Using the listing below, retype only the lines from the line with "Type out the text in this image." through the end, both ends included, and exclude the pictures.

─── Dataset

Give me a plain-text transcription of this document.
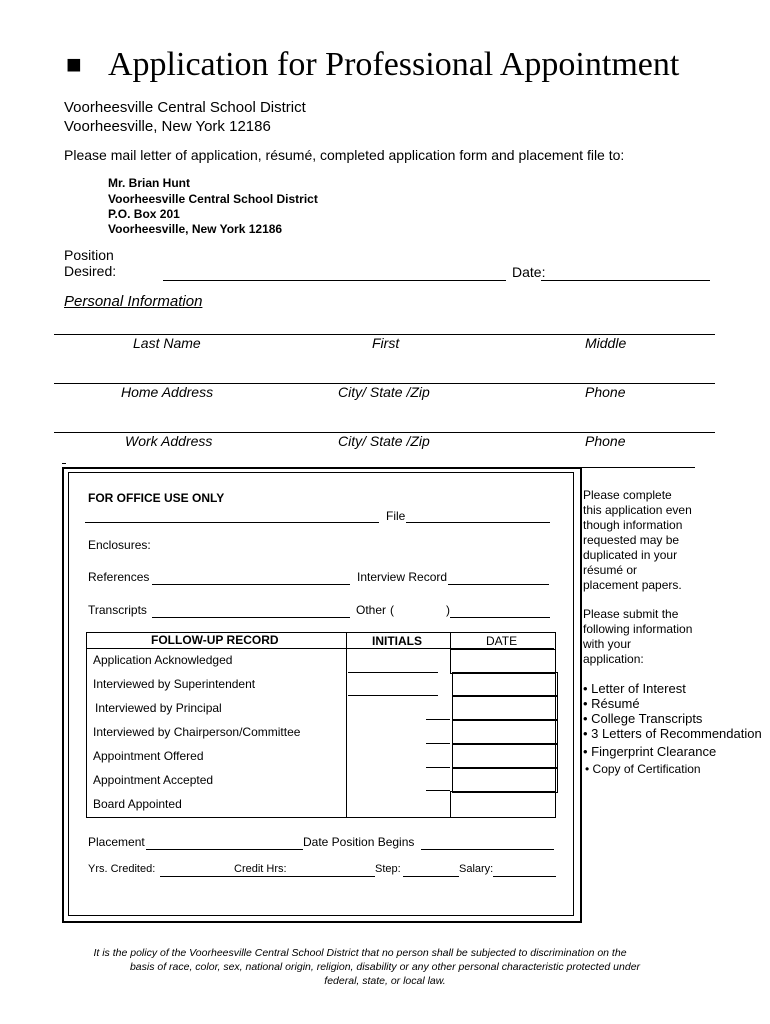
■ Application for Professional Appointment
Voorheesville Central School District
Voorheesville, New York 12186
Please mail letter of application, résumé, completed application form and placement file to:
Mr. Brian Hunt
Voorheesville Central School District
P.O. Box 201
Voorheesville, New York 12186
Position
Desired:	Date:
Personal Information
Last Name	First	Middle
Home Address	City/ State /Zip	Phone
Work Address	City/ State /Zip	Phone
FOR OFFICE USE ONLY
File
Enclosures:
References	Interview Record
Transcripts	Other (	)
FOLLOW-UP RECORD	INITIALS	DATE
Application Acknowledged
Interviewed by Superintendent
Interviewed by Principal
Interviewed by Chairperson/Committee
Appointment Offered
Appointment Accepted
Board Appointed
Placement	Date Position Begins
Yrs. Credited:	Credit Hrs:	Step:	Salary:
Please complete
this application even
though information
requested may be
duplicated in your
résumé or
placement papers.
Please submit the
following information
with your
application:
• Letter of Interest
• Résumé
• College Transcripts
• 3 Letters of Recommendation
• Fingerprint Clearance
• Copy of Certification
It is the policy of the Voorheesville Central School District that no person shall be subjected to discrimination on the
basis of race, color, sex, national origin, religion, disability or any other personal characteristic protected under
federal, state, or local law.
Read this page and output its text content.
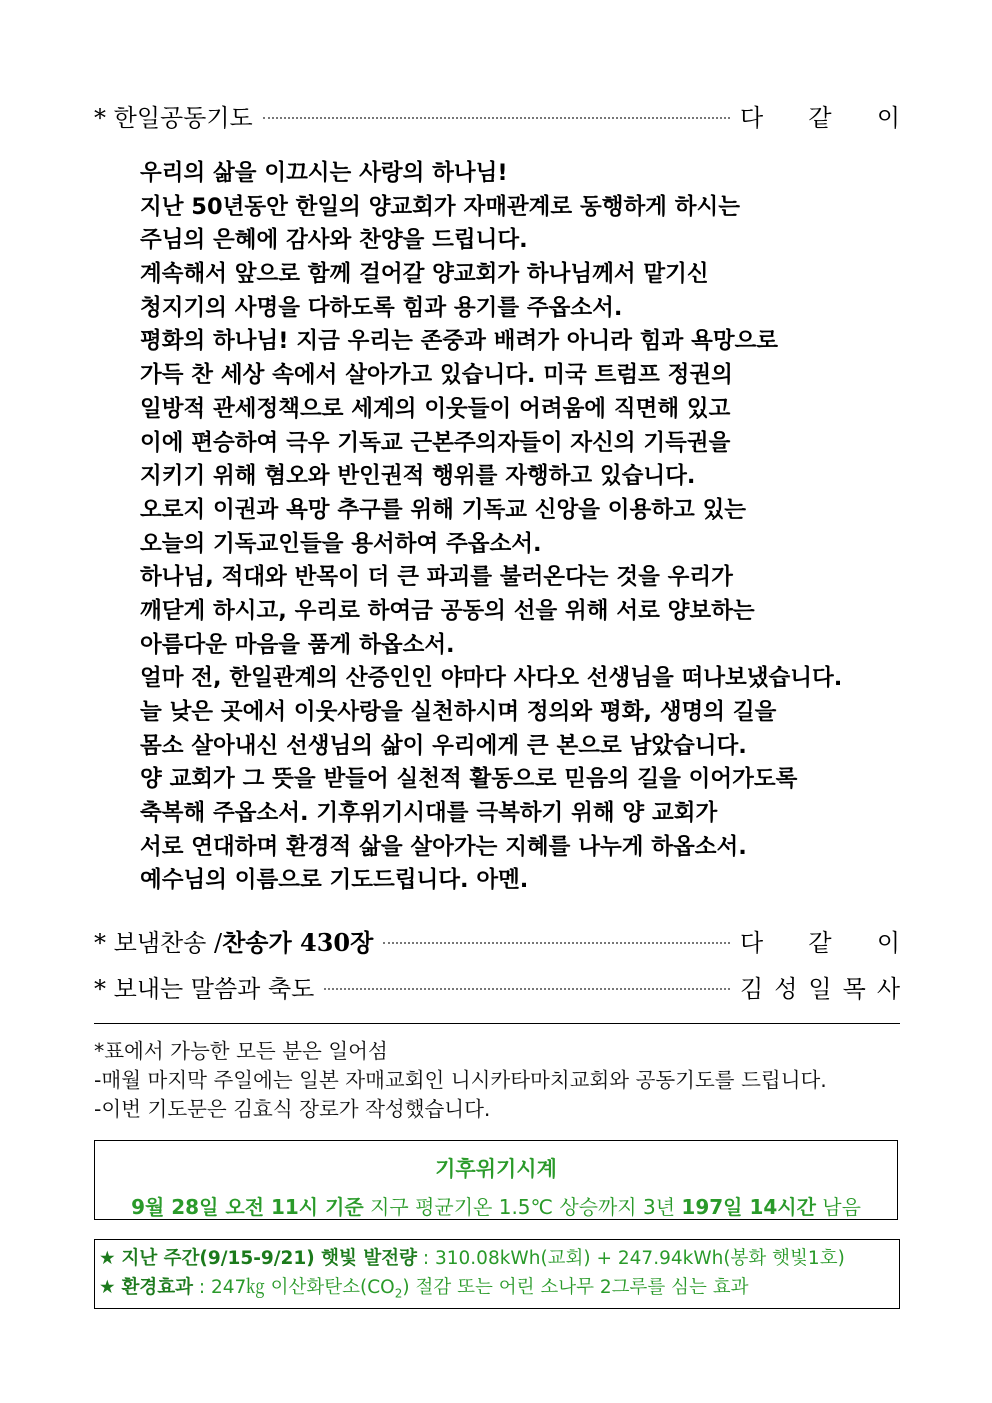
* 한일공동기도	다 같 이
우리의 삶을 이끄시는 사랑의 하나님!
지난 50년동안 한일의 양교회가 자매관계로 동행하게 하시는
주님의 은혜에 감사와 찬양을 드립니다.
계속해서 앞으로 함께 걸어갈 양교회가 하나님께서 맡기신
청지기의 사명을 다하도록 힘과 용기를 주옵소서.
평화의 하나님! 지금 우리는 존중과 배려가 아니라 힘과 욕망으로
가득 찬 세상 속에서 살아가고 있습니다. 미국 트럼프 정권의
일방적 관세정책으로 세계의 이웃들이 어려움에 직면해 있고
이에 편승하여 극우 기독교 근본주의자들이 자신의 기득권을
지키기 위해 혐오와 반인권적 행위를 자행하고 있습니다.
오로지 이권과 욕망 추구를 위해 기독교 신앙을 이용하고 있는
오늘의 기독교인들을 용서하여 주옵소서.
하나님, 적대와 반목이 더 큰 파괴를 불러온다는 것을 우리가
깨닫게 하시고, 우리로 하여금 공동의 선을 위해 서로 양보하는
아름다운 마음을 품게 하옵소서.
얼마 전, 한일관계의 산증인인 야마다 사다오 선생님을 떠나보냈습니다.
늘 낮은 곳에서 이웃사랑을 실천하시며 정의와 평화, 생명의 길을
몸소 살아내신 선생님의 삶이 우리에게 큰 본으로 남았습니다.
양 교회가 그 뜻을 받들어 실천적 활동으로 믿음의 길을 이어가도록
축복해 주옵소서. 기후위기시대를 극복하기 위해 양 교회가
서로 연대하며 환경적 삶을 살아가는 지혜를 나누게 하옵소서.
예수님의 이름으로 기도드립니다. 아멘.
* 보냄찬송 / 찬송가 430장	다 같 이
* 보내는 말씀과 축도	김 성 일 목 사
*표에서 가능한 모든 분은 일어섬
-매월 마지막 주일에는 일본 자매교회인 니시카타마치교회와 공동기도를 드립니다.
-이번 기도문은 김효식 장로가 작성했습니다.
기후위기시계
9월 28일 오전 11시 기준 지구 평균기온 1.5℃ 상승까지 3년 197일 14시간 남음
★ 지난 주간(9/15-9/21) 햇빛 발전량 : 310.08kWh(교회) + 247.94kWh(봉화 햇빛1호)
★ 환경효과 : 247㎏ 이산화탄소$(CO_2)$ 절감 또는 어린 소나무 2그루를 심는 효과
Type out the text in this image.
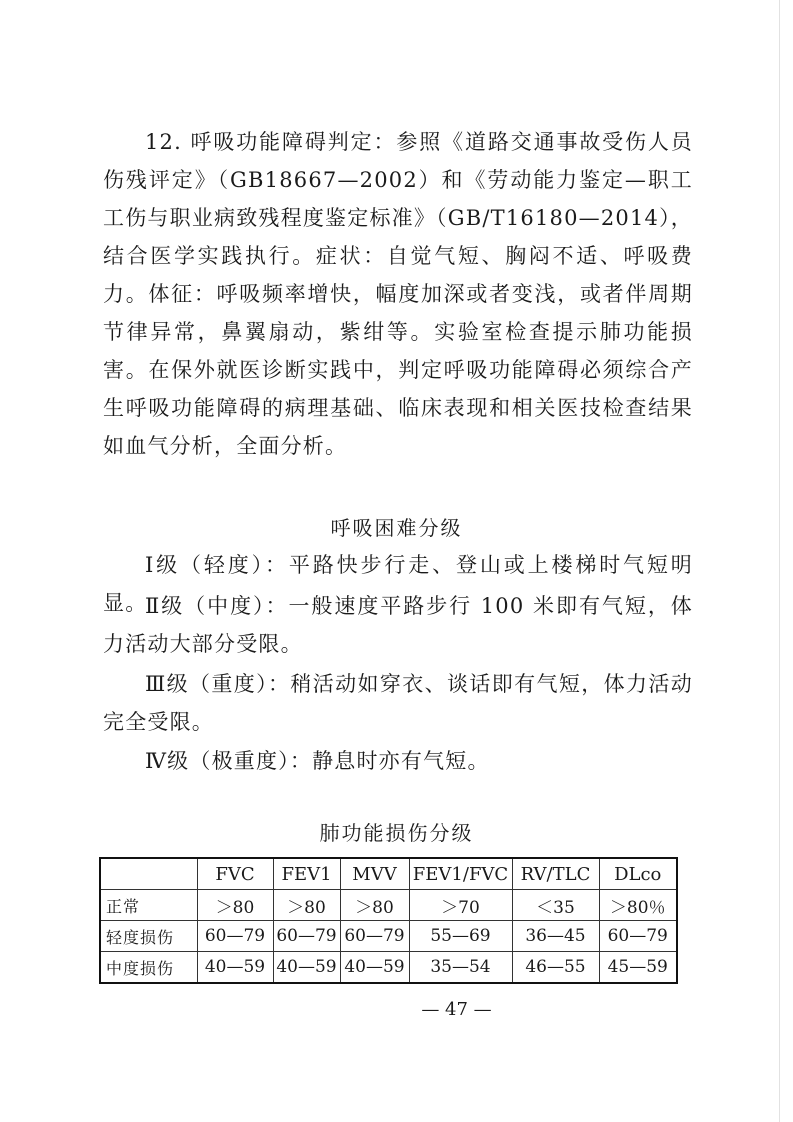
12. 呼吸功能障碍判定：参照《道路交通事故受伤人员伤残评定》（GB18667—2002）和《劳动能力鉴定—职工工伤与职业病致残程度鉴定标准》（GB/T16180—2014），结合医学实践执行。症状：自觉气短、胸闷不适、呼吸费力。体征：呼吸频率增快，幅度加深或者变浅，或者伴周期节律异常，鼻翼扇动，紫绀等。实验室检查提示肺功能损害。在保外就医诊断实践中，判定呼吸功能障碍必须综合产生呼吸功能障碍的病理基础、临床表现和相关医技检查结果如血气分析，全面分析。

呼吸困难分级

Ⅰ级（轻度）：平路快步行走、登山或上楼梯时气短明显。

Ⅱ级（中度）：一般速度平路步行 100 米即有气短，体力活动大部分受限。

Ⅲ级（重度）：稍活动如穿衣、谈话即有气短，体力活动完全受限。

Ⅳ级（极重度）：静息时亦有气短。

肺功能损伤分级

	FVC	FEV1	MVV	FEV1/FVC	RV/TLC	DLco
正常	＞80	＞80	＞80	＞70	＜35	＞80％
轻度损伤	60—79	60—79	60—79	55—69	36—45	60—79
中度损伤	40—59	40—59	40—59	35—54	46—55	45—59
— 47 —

──────

• Written answer:
Type out the text in this image.
12. 呼吸功能障碍判定：参照《道路交通事故受伤人员伤残评定》（GB18667—2002）和《劳动能力鉴定—职工工伤与职业病致残程度鉴定标准》（GB/T16180—2014），结合医学实践执行。症状：自觉气短、胸闷不适、呼吸费力。体征：呼吸频率增快，幅度加深或者变浅，或者伴周期节律异常，鼻翼扇动，紫绀等。实验室检查提示肺功能损害。在保外就医诊断实践中，判定呼吸功能障碍必须综合产生呼吸功能障碍的病理基础、临床表现和相关医技检查结果如血气分析，全面分析。

呼吸困难分级

Ⅰ级（轻度）：平路快步行走、登山或上楼梯时气短明显。

Ⅱ级（中度）：一般速度平路步行 100 米即有气短，体力活动大部分受限。

Ⅲ级（重度）：稍活动如穿衣、谈话即有气短，体力活动完全受限。

Ⅳ级（极重度）：静息时亦有气短。

肺功能损伤分级

	FVC	FEV1	MVV	FEV1/FVC	RV/TLC	DLco
正常	＞80	＞80	＞80	＞70	＜35	＞80％
轻度损伤	60—79	60—79	60—79	55—69	36—45	60—79
中度损伤	40—59	40—59	40—59	35—54	46—55	45—59
— 47 —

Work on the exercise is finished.